**GIVEN REQUEST 1:** In the job-loss text, why should a newly unemployed person apply for unemployment benefits right away? Answer in one to three sentences.

Start of GIVEN TEXT

Although losing a job isn’t a new concept for most people, it still comes as a shock—and seems to get harder to deal with each successive time it happens.

1. Unemployment Benefits: The second you become unemployed—before you go home to wallow, or even look for another job—apply for unemployment benefits, even if there’s no guarantee you’ll get them. The first check takes a couple of weeks to reach your doorstep, and any delay in starting the process will only mean you’ll have to dip into your savings sooner and more frequently.

2. Evaluate Your Finances: After you’ve applied for unemployment, sit down and make a chart of your hard (car, house) and liquid (checking/savings accounts, cash, investments); what your essential (rent/mortgage, food, healthcare) and non-essential (clothes allowance, entertainment) expenses will be for the next 3 to 6 months; how long benefits from your last job (if any) will last; and if you have anything of value ($500 or more) that can be put up in case of an emergency. Check your assets against your liabilities (including things like student loan payments, insurance payments, car payments, or anything other money you have to pay to another party), and calculate carefully how long you can manage without a job.

3. Hit the Job Market: Even though you may feel sucker punched from the reality of losing your job, there’s still no time to rest. Not only will letting yourself get caught up in the situation make you feel worse, but each day you spend not looking for a job is more money down the drain. Brush up your resume so it’s completely up-to-date, check in on your contacts, take refresher courses if you have to, and apply, apply, apply. With 2.9 unemployed people applying for every job opening and the odds of landing a job after 6 months of unemployment only 12%, you need to act fast.

4. Volunteer: There’s no guarantee you’ll be able to find a new job in the next week or month, but you need to be able to fill your time—and resume—and volunteering is a great way to go about it. Not only does it keep your day structured, but you could meet a contact that could lead to a job.

End of GIVEN TEXT
Start of TASK MATERIAL

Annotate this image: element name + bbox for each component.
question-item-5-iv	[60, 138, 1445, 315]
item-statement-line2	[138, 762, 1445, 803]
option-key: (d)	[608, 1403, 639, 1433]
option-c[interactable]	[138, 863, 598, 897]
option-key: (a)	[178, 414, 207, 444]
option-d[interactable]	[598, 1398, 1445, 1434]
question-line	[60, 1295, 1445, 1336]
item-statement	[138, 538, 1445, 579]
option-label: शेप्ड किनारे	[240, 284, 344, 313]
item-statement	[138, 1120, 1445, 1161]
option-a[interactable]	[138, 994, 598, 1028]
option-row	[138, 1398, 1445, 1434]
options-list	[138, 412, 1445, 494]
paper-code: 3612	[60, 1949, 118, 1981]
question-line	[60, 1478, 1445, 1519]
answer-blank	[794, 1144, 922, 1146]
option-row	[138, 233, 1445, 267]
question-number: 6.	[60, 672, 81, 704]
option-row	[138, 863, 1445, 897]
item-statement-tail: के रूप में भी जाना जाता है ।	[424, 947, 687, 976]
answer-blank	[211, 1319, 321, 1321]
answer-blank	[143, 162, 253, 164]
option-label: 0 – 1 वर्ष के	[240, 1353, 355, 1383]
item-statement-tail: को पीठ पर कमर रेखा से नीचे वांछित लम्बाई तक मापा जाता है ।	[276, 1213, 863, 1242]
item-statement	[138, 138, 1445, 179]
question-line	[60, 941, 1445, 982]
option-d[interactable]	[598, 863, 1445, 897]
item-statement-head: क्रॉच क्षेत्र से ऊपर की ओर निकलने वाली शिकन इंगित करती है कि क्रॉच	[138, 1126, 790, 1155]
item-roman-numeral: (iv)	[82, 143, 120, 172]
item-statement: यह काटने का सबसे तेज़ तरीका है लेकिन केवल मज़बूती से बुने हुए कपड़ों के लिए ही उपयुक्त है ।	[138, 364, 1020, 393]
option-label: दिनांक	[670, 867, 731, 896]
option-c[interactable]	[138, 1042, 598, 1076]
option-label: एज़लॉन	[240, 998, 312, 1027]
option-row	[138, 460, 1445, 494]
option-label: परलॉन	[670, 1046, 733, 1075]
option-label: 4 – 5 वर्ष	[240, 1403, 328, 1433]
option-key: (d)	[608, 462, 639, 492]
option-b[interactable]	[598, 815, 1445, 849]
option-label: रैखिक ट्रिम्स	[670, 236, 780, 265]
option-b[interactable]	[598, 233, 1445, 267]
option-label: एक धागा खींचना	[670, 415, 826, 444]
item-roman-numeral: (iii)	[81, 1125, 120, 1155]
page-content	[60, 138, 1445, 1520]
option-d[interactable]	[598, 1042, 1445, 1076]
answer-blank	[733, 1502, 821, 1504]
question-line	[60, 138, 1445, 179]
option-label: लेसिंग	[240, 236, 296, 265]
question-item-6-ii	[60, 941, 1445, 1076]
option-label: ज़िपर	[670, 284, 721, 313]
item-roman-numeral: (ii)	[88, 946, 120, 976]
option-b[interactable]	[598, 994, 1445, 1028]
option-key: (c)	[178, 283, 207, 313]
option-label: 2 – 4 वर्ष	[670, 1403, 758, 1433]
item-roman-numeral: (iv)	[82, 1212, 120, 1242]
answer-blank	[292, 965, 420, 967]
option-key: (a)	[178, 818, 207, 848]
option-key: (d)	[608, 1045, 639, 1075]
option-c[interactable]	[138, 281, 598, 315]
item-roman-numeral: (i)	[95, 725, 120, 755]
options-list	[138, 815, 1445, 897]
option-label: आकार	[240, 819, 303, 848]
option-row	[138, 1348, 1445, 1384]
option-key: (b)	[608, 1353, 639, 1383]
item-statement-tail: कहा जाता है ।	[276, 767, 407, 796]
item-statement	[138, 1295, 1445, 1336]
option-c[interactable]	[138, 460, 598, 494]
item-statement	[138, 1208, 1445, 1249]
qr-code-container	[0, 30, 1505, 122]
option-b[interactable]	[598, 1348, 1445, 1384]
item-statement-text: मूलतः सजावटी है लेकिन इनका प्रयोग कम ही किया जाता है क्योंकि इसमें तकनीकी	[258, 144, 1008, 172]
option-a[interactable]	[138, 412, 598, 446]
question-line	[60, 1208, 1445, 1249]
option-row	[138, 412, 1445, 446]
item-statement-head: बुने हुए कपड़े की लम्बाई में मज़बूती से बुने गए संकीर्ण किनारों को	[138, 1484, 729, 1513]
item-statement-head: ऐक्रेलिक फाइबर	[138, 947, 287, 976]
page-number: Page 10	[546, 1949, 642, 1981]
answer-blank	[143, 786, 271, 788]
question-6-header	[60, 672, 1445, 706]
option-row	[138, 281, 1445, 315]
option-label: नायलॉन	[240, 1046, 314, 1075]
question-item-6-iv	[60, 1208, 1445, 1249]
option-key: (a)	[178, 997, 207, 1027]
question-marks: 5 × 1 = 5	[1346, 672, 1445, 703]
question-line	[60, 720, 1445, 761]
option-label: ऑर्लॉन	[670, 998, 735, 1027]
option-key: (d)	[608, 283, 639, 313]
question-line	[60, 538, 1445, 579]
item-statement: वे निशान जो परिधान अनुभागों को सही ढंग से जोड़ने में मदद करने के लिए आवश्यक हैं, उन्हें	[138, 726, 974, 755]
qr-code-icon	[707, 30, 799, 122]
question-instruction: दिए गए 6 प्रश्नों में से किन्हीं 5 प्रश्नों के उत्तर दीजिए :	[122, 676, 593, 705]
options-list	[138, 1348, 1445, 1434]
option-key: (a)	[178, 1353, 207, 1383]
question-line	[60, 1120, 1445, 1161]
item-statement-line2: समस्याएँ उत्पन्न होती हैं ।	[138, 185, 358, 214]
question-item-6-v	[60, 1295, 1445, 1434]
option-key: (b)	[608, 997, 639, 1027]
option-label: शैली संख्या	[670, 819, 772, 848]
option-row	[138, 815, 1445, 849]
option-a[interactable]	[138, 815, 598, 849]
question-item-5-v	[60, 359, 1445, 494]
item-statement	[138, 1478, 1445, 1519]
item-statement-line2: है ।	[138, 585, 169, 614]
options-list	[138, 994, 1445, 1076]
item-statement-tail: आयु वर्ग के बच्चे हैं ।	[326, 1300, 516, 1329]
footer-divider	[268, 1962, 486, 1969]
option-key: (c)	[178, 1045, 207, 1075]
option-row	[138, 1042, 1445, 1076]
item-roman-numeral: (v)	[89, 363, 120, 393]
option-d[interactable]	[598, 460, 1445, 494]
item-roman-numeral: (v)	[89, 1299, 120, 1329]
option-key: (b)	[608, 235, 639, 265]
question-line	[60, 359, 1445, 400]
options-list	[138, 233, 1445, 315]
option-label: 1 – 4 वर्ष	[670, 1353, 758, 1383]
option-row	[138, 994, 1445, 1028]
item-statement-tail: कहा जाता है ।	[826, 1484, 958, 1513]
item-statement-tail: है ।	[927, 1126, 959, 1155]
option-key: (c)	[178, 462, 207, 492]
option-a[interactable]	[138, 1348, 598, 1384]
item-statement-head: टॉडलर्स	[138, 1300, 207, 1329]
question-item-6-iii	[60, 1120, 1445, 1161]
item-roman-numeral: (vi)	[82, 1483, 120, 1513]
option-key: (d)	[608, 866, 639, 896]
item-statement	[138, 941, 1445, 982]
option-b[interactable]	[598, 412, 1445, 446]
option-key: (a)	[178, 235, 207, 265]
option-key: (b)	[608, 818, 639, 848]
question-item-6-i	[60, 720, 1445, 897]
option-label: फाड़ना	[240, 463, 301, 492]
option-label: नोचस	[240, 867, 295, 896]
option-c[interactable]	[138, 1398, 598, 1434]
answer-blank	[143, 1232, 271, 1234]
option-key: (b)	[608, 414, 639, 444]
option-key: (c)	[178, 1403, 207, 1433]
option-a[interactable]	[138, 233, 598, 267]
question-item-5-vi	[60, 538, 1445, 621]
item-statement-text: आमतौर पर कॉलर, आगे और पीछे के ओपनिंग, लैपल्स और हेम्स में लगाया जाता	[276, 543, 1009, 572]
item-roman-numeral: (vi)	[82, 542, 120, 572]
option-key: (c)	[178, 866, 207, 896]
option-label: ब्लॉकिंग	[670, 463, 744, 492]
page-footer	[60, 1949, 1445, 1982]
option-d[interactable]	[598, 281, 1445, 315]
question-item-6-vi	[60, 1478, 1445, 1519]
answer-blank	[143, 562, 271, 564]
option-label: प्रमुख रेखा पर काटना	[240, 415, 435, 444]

End of TASK MATERIAL

**GIVEN REQUEST 2:** Convert the rows above into a numbered list, leaving out any blank lines. Begin with the first row and continue through the row containing "998, 312, 1027]".

**COMPLETE OUTPUT 1:** The first check takes a couple of weeks to arrive. Any delay in starting the process means dipping into savings sooner and more often.

**COMPLETE OUTPUT 2:**
1. Annotate this image: element name + bbox for each component.
2. question-item-5-iv	[60, 138, 1445, 315]
3. item-statement-line2	[138, 762, 1445, 803]
4. option-key: (d)	[608, 1403, 639, 1433]
5. option-c[interactable]	[138, 863, 598, 897]
6. option-key: (a)	[178, 414, 207, 444]
7. option-d[interactable]	[598, 1398, 1445, 1434]
8. question-line	[60, 1295, 1445, 1336]
9. item-statement	[138, 538, 1445, 579]
10. option-label: शेप्ड किनारे	[240, 284, 344, 313]
11. item-statement	[138, 1120, 1445, 1161]
12. option-a[interactable]	[138, 994, 598, 1028]
13. option-row	[138, 1398, 1445, 1434]
14. options-list	[138, 412, 1445, 494]
15. paper-code: 3612	[60, 1949, 118, 1981]
16. question-line	[60, 1478, 1445, 1519]
17. answer-blank	[794, 1144, 922, 1146]
18. option-row	[138, 233, 1445, 267]
19. question-number: 6.	[60, 672, 81, 704]
20. option-row	[138, 863, 1445, 897]
21. item-statement-tail: के रूप में भी जाना जाता है ।	[424, 947, 687, 976]
22. answer-blank	[211, 1319, 321, 1321]
23. answer-blank	[143, 162, 253, 164]
24. option-label: 0 – 1 वर्ष के	[240, 1353, 355, 1383]
25. item-statement-tail: को पीठ पर कमर रेखा से नीचे वांछित लम्बाई तक मापा जाता है ।	[276, 1213, 863, 1242]
26. item-statement	[138, 138, 1445, 179]
27. question-line	[60, 941, 1445, 982]
28. option-d[interactable]	[598, 863, 1445, 897]
29. item-statement-head: क्रॉच क्षेत्र से ऊपर की ओर निकलने वाली शिकन इंगित करती है कि क्रॉच	[138, 1126, 790, 1155]
30. item-roman-numeral: (iv)	[82, 143, 120, 172]
31. item-statement: यह काटने का सबसे तेज़ तरीका है लेकिन केवल मज़बूती से बुने हुए कपड़ों के लिए ही उपयुक्त है ।	[138, 364, 1020, 393]
32. option-label: दिनांक	[670, 867, 731, 896]
33. option-c[interactable]	[138, 1042, 598, 1076]
34. option-label: एज़लॉन	[240, 998, 312, 1027]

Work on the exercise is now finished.